Supplied information:
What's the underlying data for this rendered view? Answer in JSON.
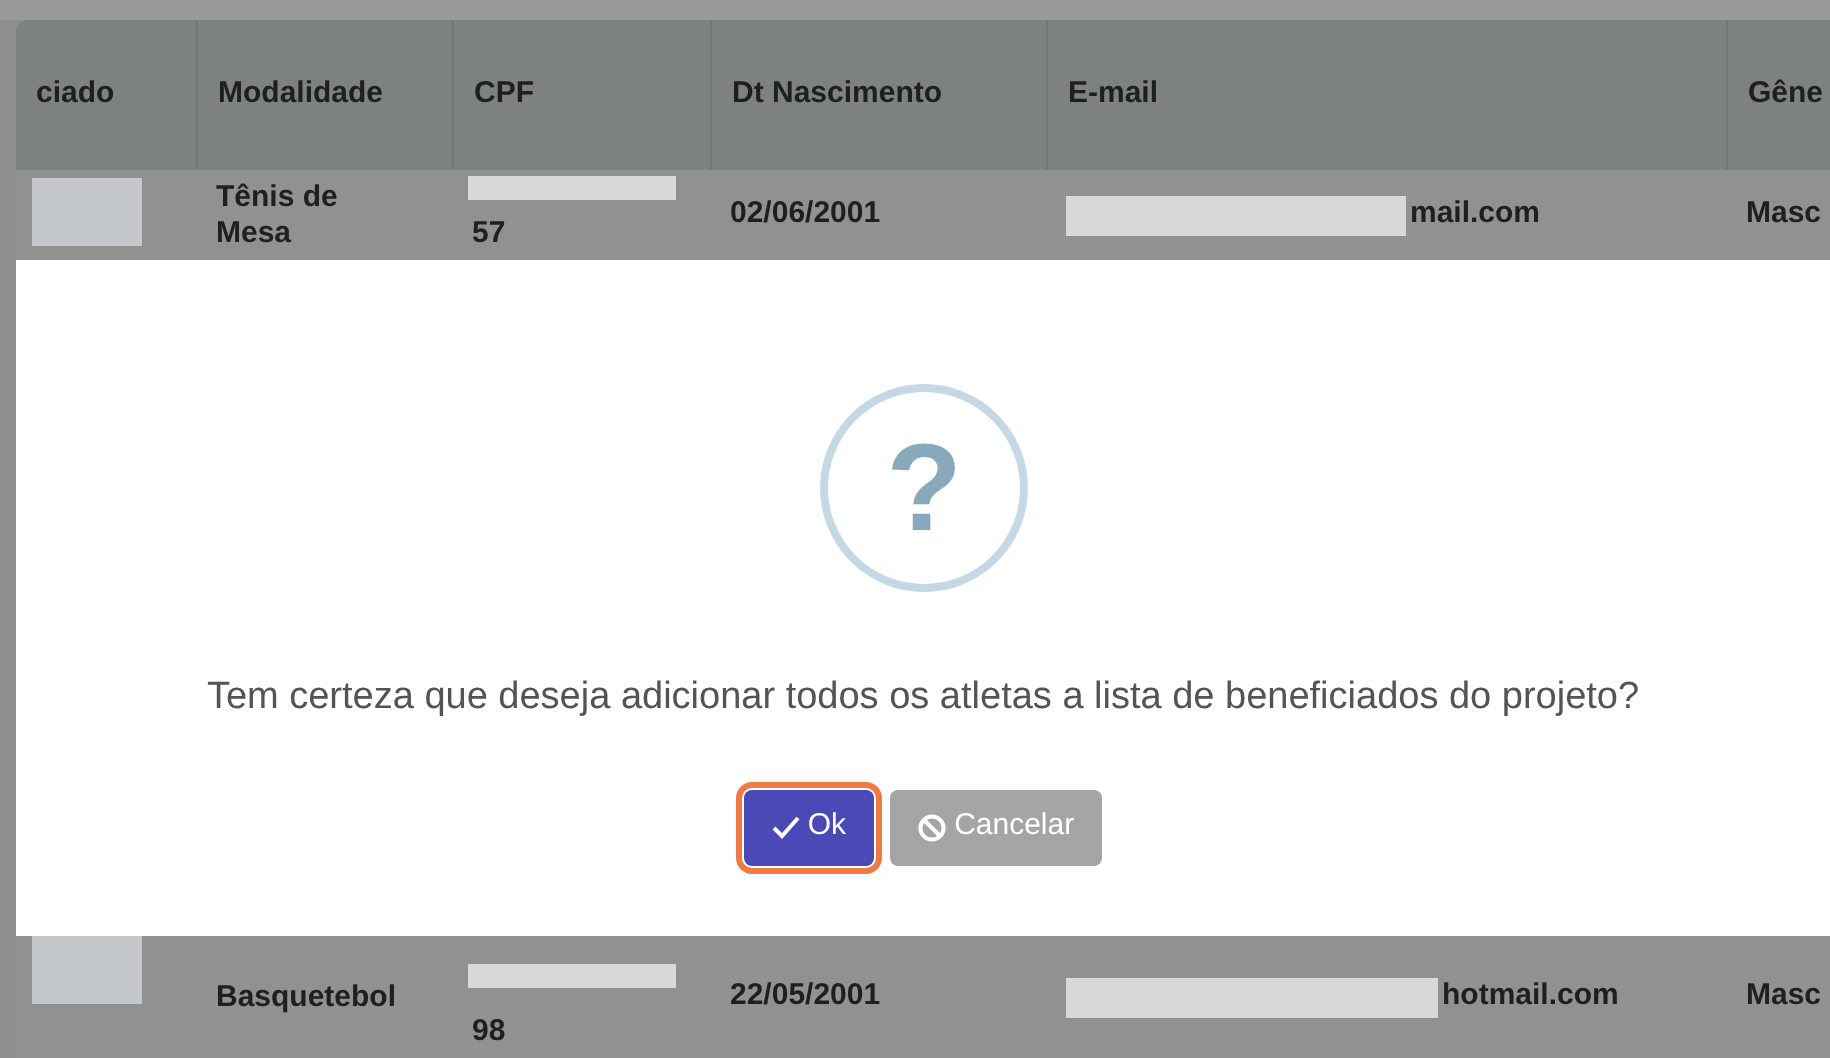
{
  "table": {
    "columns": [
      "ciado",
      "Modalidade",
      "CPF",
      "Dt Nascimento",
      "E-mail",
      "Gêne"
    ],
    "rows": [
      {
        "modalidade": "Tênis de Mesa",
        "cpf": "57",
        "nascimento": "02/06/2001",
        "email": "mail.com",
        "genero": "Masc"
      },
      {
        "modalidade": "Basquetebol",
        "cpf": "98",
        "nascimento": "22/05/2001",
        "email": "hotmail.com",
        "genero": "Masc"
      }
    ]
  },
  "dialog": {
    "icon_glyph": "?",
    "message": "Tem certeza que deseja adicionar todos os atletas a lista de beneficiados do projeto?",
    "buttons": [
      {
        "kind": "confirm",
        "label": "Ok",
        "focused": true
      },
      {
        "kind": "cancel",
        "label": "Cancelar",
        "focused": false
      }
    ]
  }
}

Do this: Each line in the records above should be reproduced exactly; images are not copied.

Task output:
What's the underlying data for this rendered view? Answer in JSON.
{
  "table": {
    "columns": [
      "ciado",
      "Modalidade",
      "CPF",
      "Dt Nascimento",
      "E-mail",
      "Gêne"
    ],
    "rows": [
      {
        "modalidade": "Tênis de Mesa",
        "cpf": "57",
        "nascimento": "02/06/2001",
        "email": "mail.com",
        "genero": "Masc"
      },
      {
        "modalidade": "Basquetebol",
        "cpf": "98",
        "nascimento": "22/05/2001",
        "email": "hotmail.com",
        "genero": "Masc"
      }
    ]
  },
  "dialog": {
    "icon_glyph": "?",
    "message": "Tem certeza que deseja adicionar todos os atletas a lista de beneficiados do projeto?",
    "buttons": [
      {
        "kind": "confirm",
        "label": "Ok",
        "focused": true
      },
      {
        "kind": "cancel",
        "label": "Cancelar",
        "focused": false
      }
    ]
  }
}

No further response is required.